Dataset listings of figures

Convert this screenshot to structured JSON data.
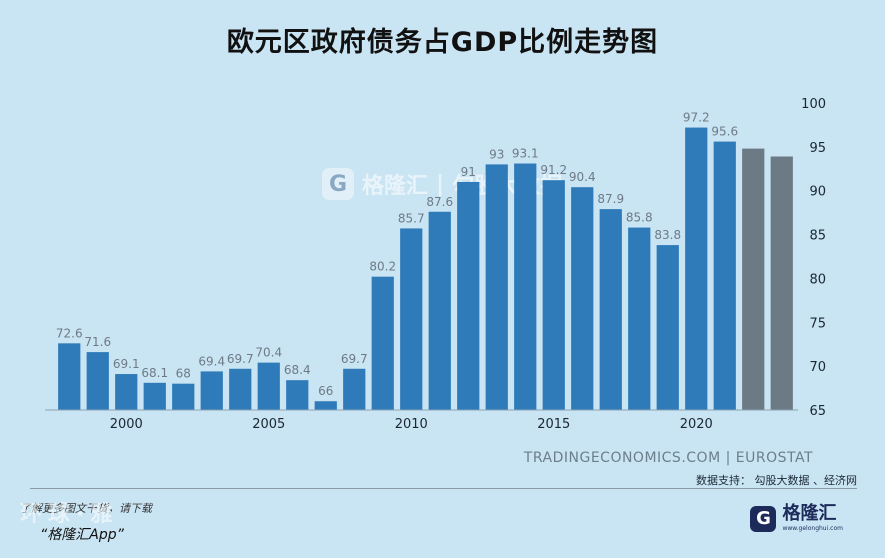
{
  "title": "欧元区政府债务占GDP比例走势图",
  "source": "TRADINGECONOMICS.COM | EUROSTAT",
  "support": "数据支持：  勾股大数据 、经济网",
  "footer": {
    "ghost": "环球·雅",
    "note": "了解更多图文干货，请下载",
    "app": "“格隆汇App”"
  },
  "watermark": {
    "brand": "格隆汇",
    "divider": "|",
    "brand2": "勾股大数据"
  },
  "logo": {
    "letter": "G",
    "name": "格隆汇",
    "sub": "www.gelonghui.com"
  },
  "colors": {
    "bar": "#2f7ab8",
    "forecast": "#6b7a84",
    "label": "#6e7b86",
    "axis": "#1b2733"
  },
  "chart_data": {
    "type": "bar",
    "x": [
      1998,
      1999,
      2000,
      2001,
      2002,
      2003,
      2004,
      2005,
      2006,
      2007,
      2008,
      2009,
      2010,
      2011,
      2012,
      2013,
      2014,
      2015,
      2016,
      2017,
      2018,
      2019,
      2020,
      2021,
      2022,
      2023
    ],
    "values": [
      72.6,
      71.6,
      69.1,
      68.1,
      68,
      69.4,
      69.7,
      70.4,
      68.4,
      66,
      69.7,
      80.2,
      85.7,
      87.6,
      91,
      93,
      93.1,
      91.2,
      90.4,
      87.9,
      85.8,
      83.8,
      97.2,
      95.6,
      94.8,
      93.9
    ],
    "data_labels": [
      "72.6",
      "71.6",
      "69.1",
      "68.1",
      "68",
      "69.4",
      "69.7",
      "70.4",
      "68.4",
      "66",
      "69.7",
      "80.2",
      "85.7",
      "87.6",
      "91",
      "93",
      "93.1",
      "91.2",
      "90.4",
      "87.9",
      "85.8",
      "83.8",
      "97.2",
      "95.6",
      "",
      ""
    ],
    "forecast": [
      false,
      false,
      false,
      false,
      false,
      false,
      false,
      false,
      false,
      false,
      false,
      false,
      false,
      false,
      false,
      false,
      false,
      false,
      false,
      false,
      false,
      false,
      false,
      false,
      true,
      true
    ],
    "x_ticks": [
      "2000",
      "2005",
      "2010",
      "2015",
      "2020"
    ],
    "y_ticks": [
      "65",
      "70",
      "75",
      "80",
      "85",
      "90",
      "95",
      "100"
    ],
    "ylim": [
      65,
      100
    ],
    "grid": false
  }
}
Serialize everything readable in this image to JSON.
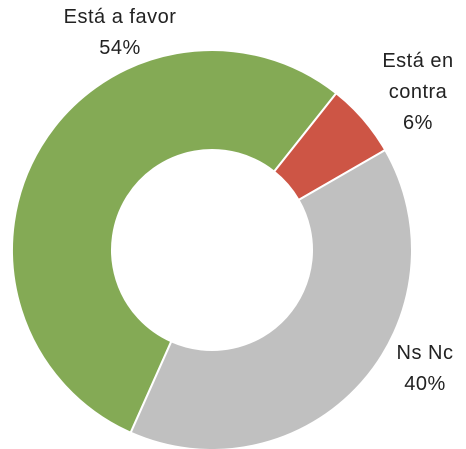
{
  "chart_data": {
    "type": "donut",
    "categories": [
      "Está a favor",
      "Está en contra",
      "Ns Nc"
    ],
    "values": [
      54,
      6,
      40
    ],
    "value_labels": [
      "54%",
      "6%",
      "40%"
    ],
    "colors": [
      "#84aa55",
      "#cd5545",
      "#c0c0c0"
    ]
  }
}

§ **Instructions for the task**
Every line of the material is to be quoted exactly, with no pictures carried over.

§ **Answer to the problem**
Convert this screenshot to structured JSON data.
{
  "title": "欧元区政府债务占GDP比例走势图",
  "source": "TRADINGECONOMICS.COM | EUROSTAT",
  "support": "数据支持：  勾股大数据 、经济网",
  "footer": {
    "ghost": "环球·雅",
    "note": "了解更多图文干货，请下载",
    "app": "“格隆汇App”"
  },
  "watermark": {
    "brand": "格隆汇",
    "divider": "|",
    "brand2": "勾股大数据"
  },
  "logo": {
    "letter": "G",
    "name": "格隆汇",
    "sub": "www.gelonghui.com"
  },
  "colors": {
    "bar": "#2f7ab8",
    "forecast": "#6b7a84",
    "label": "#6e7b86",
    "axis": "#1b2733"
  },
  "chart_data": {
    "type": "bar",
    "x": [
      1998,
      1999,
      2000,
      2001,
      2002,
      2003,
      2004,
      2005,
      2006,
      2007,
      2008,
      2009,
      2010,
      2011,
      2012,
      2013,
      2014,
      2015,
      2016,
      2017,
      2018,
      2019,
      2020,
      2021,
      2022,
      2023
    ],
    "values": [
      72.6,
      71.6,
      69.1,
      68.1,
      68,
      69.4,
      69.7,
      70.4,
      68.4,
      66,
      69.7,
      80.2,
      85.7,
      87.6,
      91,
      93,
      93.1,
      91.2,
      90.4,
      87.9,
      85.8,
      83.8,
      97.2,
      95.6,
      94.8,
      93.9
    ],
    "data_labels": [
      "72.6",
      "71.6",
      "69.1",
      "68.1",
      "68",
      "69.4",
      "69.7",
      "70.4",
      "68.4",
      "66",
      "69.7",
      "80.2",
      "85.7",
      "87.6",
      "91",
      "93",
      "93.1",
      "91.2",
      "90.4",
      "87.9",
      "85.8",
      "83.8",
      "97.2",
      "95.6",
      "",
      ""
    ],
    "forecast": [
      false,
      false,
      false,
      false,
      false,
      false,
      false,
      false,
      false,
      false,
      false,
      false,
      false,
      false,
      false,
      false,
      false,
      false,
      false,
      false,
      false,
      false,
      false,
      false,
      true,
      true
    ],
    "x_ticks": [
      "2000",
      "2005",
      "2010",
      "2015",
      "2020"
    ],
    "y_ticks": [
      "65",
      "70",
      "75",
      "80",
      "85",
      "90",
      "95",
      "100"
    ],
    "ylim": [
      65,
      100
    ],
    "grid": false
  }
}
Serialize everything readable in this image to JSON.
{
  "chart_data": {
    "type": "donut",
    "categories": [
      "Está a favor",
      "Está en contra",
      "Ns Nc"
    ],
    "values": [
      54,
      6,
      40
    ],
    "value_labels": [
      "54%",
      "6%",
      "40%"
    ],
    "colors": [
      "#84aa55",
      "#cd5545",
      "#c0c0c0"
    ]
  }
}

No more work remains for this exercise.